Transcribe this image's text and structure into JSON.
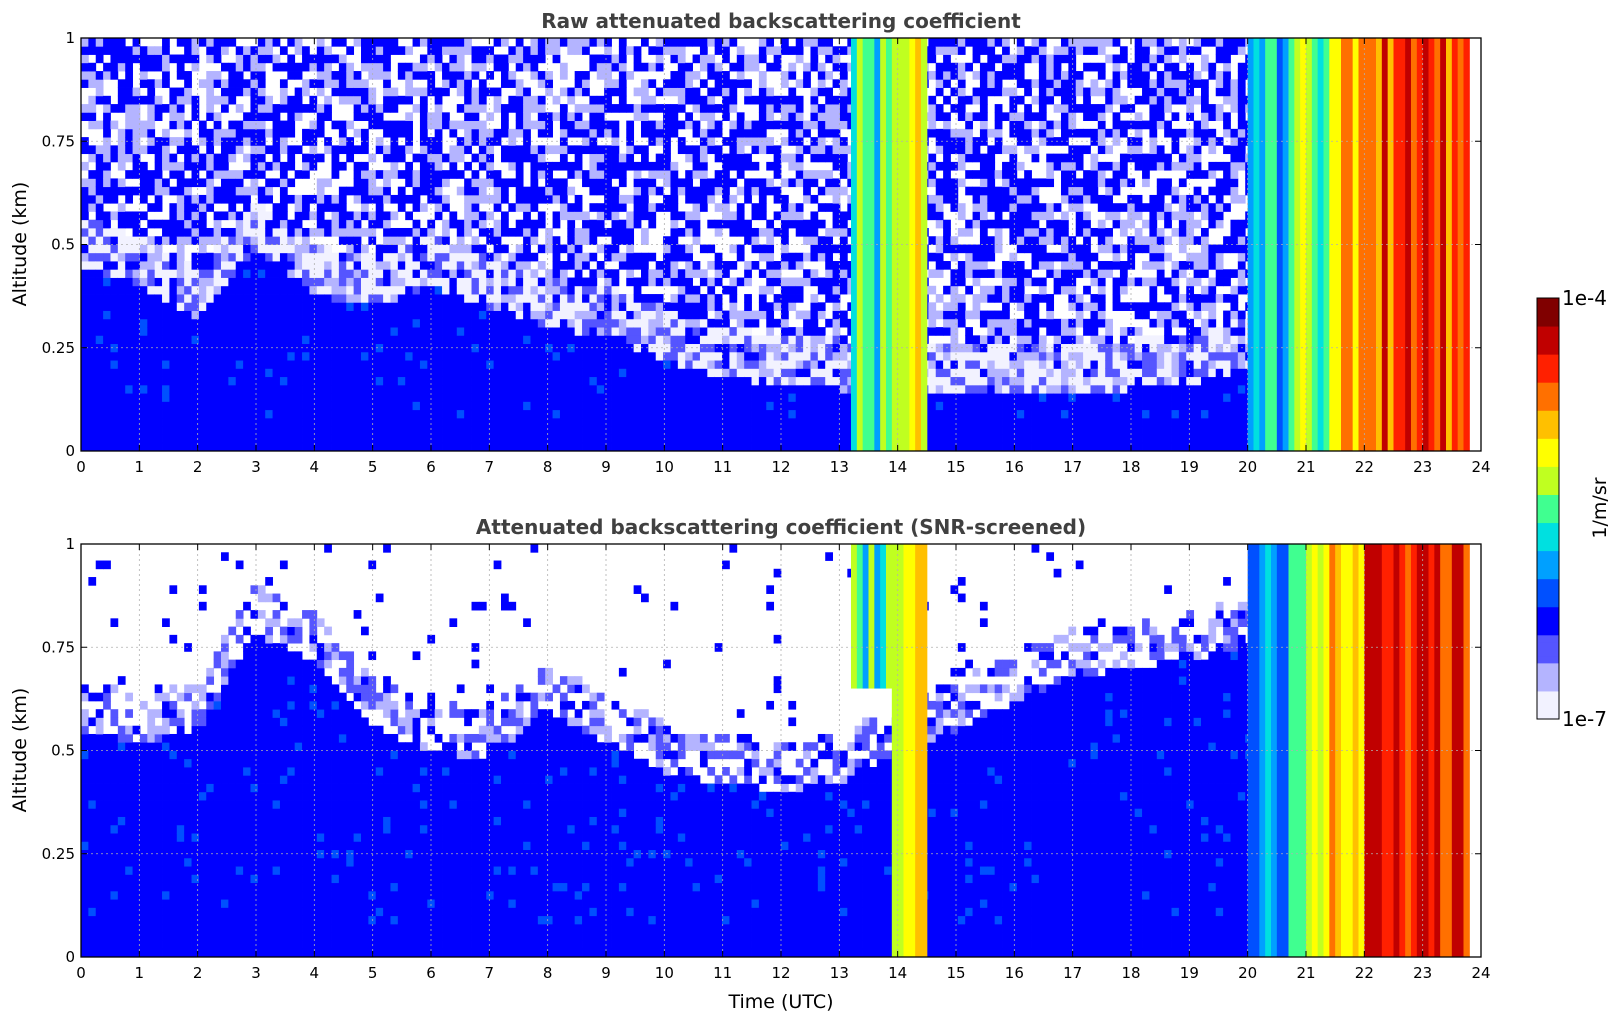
{
  "chart_data": [
    {
      "type": "heatmap",
      "title": "Raw attenuated backscattering coefficient",
      "xlabel": "",
      "ylabel": "Altitude (km)",
      "xlim": [
        0,
        24
      ],
      "ylim": [
        0,
        1
      ],
      "x_ticks": [
        "0",
        "1",
        "2",
        "3",
        "4",
        "5",
        "6",
        "7",
        "8",
        "9",
        "10",
        "11",
        "12",
        "13",
        "14",
        "15",
        "16",
        "17",
        "18",
        "19",
        "20",
        "21",
        "22",
        "23",
        "24"
      ],
      "y_ticks": [
        "0",
        "0.25",
        "0.5",
        "0.75",
        "1"
      ],
      "y_tick_values": [
        0,
        0.25,
        0.5,
        0.75,
        1
      ],
      "grid": true,
      "screened": false,
      "boundary_layer_top_km": [
        [
          0,
          0.45
        ],
        [
          1,
          0.4
        ],
        [
          2,
          0.32
        ],
        [
          3,
          0.48
        ],
        [
          4,
          0.38
        ],
        [
          5,
          0.35
        ],
        [
          6,
          0.4
        ],
        [
          7,
          0.35
        ],
        [
          8,
          0.3
        ],
        [
          9,
          0.28
        ],
        [
          10,
          0.22
        ],
        [
          11,
          0.18
        ],
        [
          12,
          0.16
        ],
        [
          13,
          0.15
        ],
        [
          14,
          0.15
        ],
        [
          15,
          0.15
        ],
        [
          16,
          0.15
        ],
        [
          17,
          0.15
        ],
        [
          18,
          0.15
        ],
        [
          19,
          0.16
        ],
        [
          20,
          0.2
        ],
        [
          24,
          0.2
        ]
      ],
      "bands": [
        {
          "x0": 13.2,
          "x1": 13.9,
          "y0": 0.0,
          "y1": 1.0,
          "level": 0.48
        },
        {
          "x0": 13.9,
          "x1": 14.5,
          "y0": 0.0,
          "y1": 1.0,
          "level": 0.65
        },
        {
          "x0": 20.0,
          "x1": 20.8,
          "y0": 0.0,
          "y1": 1.0,
          "level": 0.4
        },
        {
          "x0": 20.8,
          "x1": 21.4,
          "y0": 0.0,
          "y1": 1.0,
          "level": 0.55
        },
        {
          "x0": 21.4,
          "x1": 22.0,
          "y0": 0.0,
          "y1": 1.0,
          "level": 0.7
        },
        {
          "x0": 22.0,
          "x1": 23.8,
          "y0": 0.0,
          "y1": 1.0,
          "level": 0.82
        }
      ],
      "data_extent_x": [
        0,
        23.8
      ]
    },
    {
      "type": "heatmap",
      "title": "Attenuated backscattering coefficient (SNR-screened)",
      "xlabel": "Time (UTC)",
      "ylabel": "Altitude (km)",
      "xlim": [
        0,
        24
      ],
      "ylim": [
        0,
        1
      ],
      "x_ticks": [
        "0",
        "1",
        "2",
        "3",
        "4",
        "5",
        "6",
        "7",
        "8",
        "9",
        "10",
        "11",
        "12",
        "13",
        "14",
        "15",
        "16",
        "17",
        "18",
        "19",
        "20",
        "21",
        "22",
        "23",
        "24"
      ],
      "y_ticks": [
        "0",
        "0.25",
        "0.5",
        "0.75",
        "1"
      ],
      "y_tick_values": [
        0,
        0.25,
        0.5,
        0.75,
        1
      ],
      "grid": true,
      "screened": true,
      "boundary_layer_top_km": [
        [
          0,
          0.55
        ],
        [
          1,
          0.52
        ],
        [
          2,
          0.55
        ],
        [
          3,
          0.78
        ],
        [
          4,
          0.72
        ],
        [
          5,
          0.55
        ],
        [
          6,
          0.5
        ],
        [
          7,
          0.48
        ],
        [
          8,
          0.6
        ],
        [
          9,
          0.52
        ],
        [
          10,
          0.45
        ],
        [
          11,
          0.42
        ],
        [
          12,
          0.4
        ],
        [
          13,
          0.42
        ],
        [
          14,
          0.5
        ],
        [
          15,
          0.55
        ],
        [
          16,
          0.62
        ],
        [
          17,
          0.68
        ],
        [
          18,
          0.7
        ],
        [
          19,
          0.72
        ],
        [
          20,
          0.75
        ],
        [
          24,
          0.75
        ]
      ],
      "bands": [
        {
          "x0": 13.2,
          "x1": 13.9,
          "y0": 0.65,
          "y1": 1.0,
          "level": 0.48
        },
        {
          "x0": 13.9,
          "x1": 14.5,
          "y0": 0.0,
          "y1": 1.0,
          "level": 0.65
        },
        {
          "x0": 20.0,
          "x1": 20.8,
          "y0": 0.0,
          "y1": 1.0,
          "level": 0.4
        },
        {
          "x0": 20.8,
          "x1": 21.4,
          "y0": 0.0,
          "y1": 1.0,
          "level": 0.55
        },
        {
          "x0": 21.4,
          "x1": 22.0,
          "y0": 0.0,
          "y1": 1.0,
          "level": 0.7
        },
        {
          "x0": 22.0,
          "x1": 23.8,
          "y0": 0.0,
          "y1": 1.0,
          "level": 0.82
        }
      ],
      "data_extent_x": [
        0,
        23.8
      ]
    }
  ],
  "colorbar": {
    "label": "1/m/sr",
    "max_label": "1e-4",
    "min_label": "1e-7",
    "colors": [
      "#f2f2ff",
      "#b4b4ff",
      "#5555ff",
      "#0000ff",
      "#0050ff",
      "#00a0ff",
      "#00e0e0",
      "#40ff90",
      "#c0ff20",
      "#ffff00",
      "#ffc000",
      "#ff7000",
      "#ff2000",
      "#c00000",
      "#800000"
    ]
  }
}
•••
(What the task asks):
Each record above should come back exactly the same, only without its pictures.

(Result of the task):
Transcribe this image's text and structure into JSON.
{
  "chart_data": [
    {
      "type": "heatmap",
      "title": "Raw attenuated backscattering coefficient",
      "xlabel": "",
      "ylabel": "Altitude (km)",
      "xlim": [
        0,
        24
      ],
      "ylim": [
        0,
        1
      ],
      "x_ticks": [
        "0",
        "1",
        "2",
        "3",
        "4",
        "5",
        "6",
        "7",
        "8",
        "9",
        "10",
        "11",
        "12",
        "13",
        "14",
        "15",
        "16",
        "17",
        "18",
        "19",
        "20",
        "21",
        "22",
        "23",
        "24"
      ],
      "y_ticks": [
        "0",
        "0.25",
        "0.5",
        "0.75",
        "1"
      ],
      "y_tick_values": [
        0,
        0.25,
        0.5,
        0.75,
        1
      ],
      "grid": true,
      "screened": false,
      "boundary_layer_top_km": [
        [
          0,
          0.45
        ],
        [
          1,
          0.4
        ],
        [
          2,
          0.32
        ],
        [
          3,
          0.48
        ],
        [
          4,
          0.38
        ],
        [
          5,
          0.35
        ],
        [
          6,
          0.4
        ],
        [
          7,
          0.35
        ],
        [
          8,
          0.3
        ],
        [
          9,
          0.28
        ],
        [
          10,
          0.22
        ],
        [
          11,
          0.18
        ],
        [
          12,
          0.16
        ],
        [
          13,
          0.15
        ],
        [
          14,
          0.15
        ],
        [
          15,
          0.15
        ],
        [
          16,
          0.15
        ],
        [
          17,
          0.15
        ],
        [
          18,
          0.15
        ],
        [
          19,
          0.16
        ],
        [
          20,
          0.2
        ],
        [
          24,
          0.2
        ]
      ],
      "bands": [
        {
          "x0": 13.2,
          "x1": 13.9,
          "y0": 0.0,
          "y1": 1.0,
          "level": 0.48
        },
        {
          "x0": 13.9,
          "x1": 14.5,
          "y0": 0.0,
          "y1": 1.0,
          "level": 0.65
        },
        {
          "x0": 20.0,
          "x1": 20.8,
          "y0": 0.0,
          "y1": 1.0,
          "level": 0.4
        },
        {
          "x0": 20.8,
          "x1": 21.4,
          "y0": 0.0,
          "y1": 1.0,
          "level": 0.55
        },
        {
          "x0": 21.4,
          "x1": 22.0,
          "y0": 0.0,
          "y1": 1.0,
          "level": 0.7
        },
        {
          "x0": 22.0,
          "x1": 23.8,
          "y0": 0.0,
          "y1": 1.0,
          "level": 0.82
        }
      ],
      "data_extent_x": [
        0,
        23.8
      ]
    },
    {
      "type": "heatmap",
      "title": "Attenuated backscattering coefficient (SNR-screened)",
      "xlabel": "Time (UTC)",
      "ylabel": "Altitude (km)",
      "xlim": [
        0,
        24
      ],
      "ylim": [
        0,
        1
      ],
      "x_ticks": [
        "0",
        "1",
        "2",
        "3",
        "4",
        "5",
        "6",
        "7",
        "8",
        "9",
        "10",
        "11",
        "12",
        "13",
        "14",
        "15",
        "16",
        "17",
        "18",
        "19",
        "20",
        "21",
        "22",
        "23",
        "24"
      ],
      "y_ticks": [
        "0",
        "0.25",
        "0.5",
        "0.75",
        "1"
      ],
      "y_tick_values": [
        0,
        0.25,
        0.5,
        0.75,
        1
      ],
      "grid": true,
      "screened": true,
      "boundary_layer_top_km": [
        [
          0,
          0.55
        ],
        [
          1,
          0.52
        ],
        [
          2,
          0.55
        ],
        [
          3,
          0.78
        ],
        [
          4,
          0.72
        ],
        [
          5,
          0.55
        ],
        [
          6,
          0.5
        ],
        [
          7,
          0.48
        ],
        [
          8,
          0.6
        ],
        [
          9,
          0.52
        ],
        [
          10,
          0.45
        ],
        [
          11,
          0.42
        ],
        [
          12,
          0.4
        ],
        [
          13,
          0.42
        ],
        [
          14,
          0.5
        ],
        [
          15,
          0.55
        ],
        [
          16,
          0.62
        ],
        [
          17,
          0.68
        ],
        [
          18,
          0.7
        ],
        [
          19,
          0.72
        ],
        [
          20,
          0.75
        ],
        [
          24,
          0.75
        ]
      ],
      "bands": [
        {
          "x0": 13.2,
          "x1": 13.9,
          "y0": 0.65,
          "y1": 1.0,
          "level": 0.48
        },
        {
          "x0": 13.9,
          "x1": 14.5,
          "y0": 0.0,
          "y1": 1.0,
          "level": 0.65
        },
        {
          "x0": 20.0,
          "x1": 20.8,
          "y0": 0.0,
          "y1": 1.0,
          "level": 0.4
        },
        {
          "x0": 20.8,
          "x1": 21.4,
          "y0": 0.0,
          "y1": 1.0,
          "level": 0.55
        },
        {
          "x0": 21.4,
          "x1": 22.0,
          "y0": 0.0,
          "y1": 1.0,
          "level": 0.7
        },
        {
          "x0": 22.0,
          "x1": 23.8,
          "y0": 0.0,
          "y1": 1.0,
          "level": 0.82
        }
      ],
      "data_extent_x": [
        0,
        23.8
      ]
    }
  ],
  "colorbar": {
    "label": "1/m/sr",
    "max_label": "1e-4",
    "min_label": "1e-7",
    "colors": [
      "#f2f2ff",
      "#b4b4ff",
      "#5555ff",
      "#0000ff",
      "#0050ff",
      "#00a0ff",
      "#00e0e0",
      "#40ff90",
      "#c0ff20",
      "#ffff00",
      "#ffc000",
      "#ff7000",
      "#ff2000",
      "#c00000",
      "#800000"
    ]
  }
}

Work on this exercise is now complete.